CHALLENGE: Can you rewrite the material as a numbered list, running from its first line through the line with "The opening/closing cover 66 is at" and dropping any blank lines?

--- start DATASET ENTRIES ---

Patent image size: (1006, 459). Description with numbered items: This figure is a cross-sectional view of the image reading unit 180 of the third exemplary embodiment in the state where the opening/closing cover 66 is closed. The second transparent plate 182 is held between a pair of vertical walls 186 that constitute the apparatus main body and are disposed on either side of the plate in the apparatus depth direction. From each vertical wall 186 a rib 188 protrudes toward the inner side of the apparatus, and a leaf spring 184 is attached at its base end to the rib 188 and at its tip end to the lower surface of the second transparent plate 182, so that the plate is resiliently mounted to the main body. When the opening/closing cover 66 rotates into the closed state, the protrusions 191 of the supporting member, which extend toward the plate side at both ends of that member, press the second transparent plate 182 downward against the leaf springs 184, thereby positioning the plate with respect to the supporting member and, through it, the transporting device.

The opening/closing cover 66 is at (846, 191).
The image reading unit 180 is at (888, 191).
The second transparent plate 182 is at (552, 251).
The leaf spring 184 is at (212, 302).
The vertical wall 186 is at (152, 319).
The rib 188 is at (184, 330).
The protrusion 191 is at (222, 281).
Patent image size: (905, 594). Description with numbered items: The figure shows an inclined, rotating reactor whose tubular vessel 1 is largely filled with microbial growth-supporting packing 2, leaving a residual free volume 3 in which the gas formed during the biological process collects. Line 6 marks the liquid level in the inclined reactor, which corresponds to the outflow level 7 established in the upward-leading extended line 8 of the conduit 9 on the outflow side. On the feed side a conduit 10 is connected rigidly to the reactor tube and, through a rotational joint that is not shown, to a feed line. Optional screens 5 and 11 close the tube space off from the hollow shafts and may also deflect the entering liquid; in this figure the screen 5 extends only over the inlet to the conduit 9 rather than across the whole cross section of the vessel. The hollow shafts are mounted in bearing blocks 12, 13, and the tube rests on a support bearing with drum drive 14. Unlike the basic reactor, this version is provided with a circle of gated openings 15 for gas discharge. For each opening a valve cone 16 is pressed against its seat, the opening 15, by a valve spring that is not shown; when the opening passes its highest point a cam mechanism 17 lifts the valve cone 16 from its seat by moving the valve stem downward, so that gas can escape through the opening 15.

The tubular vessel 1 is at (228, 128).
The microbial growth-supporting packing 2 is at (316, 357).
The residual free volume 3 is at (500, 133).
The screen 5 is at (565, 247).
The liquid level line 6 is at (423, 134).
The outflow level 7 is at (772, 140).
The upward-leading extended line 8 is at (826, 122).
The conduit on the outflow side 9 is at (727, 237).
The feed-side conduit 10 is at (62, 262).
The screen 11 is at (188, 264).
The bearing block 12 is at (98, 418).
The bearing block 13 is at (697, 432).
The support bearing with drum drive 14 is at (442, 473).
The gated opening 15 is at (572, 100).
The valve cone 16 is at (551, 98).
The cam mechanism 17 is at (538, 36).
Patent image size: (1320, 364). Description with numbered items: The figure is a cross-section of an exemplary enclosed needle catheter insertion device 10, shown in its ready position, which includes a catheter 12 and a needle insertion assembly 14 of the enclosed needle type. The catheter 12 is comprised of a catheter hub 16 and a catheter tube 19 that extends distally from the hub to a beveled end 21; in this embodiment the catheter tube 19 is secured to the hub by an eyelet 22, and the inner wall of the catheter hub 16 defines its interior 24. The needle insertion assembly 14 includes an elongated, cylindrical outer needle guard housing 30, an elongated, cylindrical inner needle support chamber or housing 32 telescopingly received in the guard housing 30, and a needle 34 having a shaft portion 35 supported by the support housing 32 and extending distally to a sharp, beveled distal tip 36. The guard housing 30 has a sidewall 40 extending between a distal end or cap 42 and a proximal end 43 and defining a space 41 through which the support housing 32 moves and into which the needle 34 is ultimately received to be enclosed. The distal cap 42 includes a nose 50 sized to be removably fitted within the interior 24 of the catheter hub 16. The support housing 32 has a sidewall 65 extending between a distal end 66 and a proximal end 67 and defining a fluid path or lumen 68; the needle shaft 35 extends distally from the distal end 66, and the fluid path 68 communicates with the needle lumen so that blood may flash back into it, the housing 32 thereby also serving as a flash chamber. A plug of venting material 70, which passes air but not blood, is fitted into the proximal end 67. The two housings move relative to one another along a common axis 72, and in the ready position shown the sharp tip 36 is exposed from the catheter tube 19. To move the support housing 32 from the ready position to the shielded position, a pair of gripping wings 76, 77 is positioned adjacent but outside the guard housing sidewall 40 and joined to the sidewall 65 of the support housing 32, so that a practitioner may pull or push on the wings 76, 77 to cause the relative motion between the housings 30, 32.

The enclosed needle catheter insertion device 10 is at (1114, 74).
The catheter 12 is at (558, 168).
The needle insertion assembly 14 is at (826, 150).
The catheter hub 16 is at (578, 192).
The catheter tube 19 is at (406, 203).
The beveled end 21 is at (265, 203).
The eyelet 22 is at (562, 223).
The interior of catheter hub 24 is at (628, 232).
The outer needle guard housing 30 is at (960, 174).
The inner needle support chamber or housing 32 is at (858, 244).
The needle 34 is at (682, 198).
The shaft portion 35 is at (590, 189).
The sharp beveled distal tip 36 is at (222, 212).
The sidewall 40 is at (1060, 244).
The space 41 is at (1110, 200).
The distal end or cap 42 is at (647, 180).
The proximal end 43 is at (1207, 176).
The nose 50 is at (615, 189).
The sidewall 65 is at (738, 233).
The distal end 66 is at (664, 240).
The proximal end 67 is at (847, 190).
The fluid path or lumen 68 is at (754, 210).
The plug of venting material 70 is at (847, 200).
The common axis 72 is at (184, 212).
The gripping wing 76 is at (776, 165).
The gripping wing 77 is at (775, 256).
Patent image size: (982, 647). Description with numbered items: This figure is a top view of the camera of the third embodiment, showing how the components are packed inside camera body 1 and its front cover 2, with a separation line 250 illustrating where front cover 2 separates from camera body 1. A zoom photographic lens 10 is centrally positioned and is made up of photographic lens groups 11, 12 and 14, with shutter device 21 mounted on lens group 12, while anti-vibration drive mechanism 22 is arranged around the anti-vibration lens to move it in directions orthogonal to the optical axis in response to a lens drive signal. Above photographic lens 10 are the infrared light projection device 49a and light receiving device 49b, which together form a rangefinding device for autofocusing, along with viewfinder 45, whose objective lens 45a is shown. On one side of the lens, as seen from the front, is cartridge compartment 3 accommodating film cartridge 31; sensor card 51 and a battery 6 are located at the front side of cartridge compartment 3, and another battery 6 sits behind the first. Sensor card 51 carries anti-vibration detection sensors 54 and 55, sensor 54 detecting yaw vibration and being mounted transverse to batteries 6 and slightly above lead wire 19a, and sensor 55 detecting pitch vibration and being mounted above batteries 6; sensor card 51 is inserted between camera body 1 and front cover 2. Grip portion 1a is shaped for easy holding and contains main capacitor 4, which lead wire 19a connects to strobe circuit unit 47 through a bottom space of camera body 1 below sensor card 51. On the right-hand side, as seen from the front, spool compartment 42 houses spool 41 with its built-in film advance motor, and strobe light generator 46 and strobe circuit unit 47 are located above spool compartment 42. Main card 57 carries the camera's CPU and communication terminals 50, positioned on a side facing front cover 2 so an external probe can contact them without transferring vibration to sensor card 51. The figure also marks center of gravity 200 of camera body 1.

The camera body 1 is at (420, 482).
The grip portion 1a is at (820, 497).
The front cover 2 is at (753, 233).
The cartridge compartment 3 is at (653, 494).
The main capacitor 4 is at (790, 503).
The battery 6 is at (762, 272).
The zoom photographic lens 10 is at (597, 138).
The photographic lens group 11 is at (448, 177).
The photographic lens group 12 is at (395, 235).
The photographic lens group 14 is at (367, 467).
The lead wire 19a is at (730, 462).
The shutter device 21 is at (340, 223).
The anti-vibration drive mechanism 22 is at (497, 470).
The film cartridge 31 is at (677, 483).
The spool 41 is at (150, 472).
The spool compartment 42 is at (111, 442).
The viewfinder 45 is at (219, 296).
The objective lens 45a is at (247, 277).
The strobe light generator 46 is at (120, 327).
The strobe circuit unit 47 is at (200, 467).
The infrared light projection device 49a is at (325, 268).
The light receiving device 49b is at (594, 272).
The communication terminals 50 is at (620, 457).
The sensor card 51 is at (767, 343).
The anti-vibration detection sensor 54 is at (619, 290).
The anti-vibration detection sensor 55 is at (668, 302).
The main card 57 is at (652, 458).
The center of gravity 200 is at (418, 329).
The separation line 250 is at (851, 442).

--- end DATASET ENTRIES ---

RIGHT ANSWER:
1. Patent image size: (1006, 459). Description with numbered items: This figure is a cross-sectional view of the image reading unit 180 of the third exemplary embodiment in the state where the opening/closing cover 66 is closed. The second transparent plate 182 is held between a pair of vertical walls 186 that constitute the apparatus main body and are disposed on either side of the plate in the apparatus depth direction. From each vertical wall 186 a rib 188 protrudes toward the inner side of the apparatus, and a leaf spring 184 is attached at its base end to the rib 188 and at its tip end to the lower surface of the second transparent plate 182, so that the plate is resiliently mounted to the main body. When the opening/closing cover 66 rotates into the closed state, the protrusions 191 of the supporting member, which extend toward the plate side at both ends of that member, press the second transparent plate 182 downward against the leaf springs 184, thereby positioning the plate with respect to the supporting member and, through it, the transporting device.
2. The opening/closing cover 66 is at (846, 191).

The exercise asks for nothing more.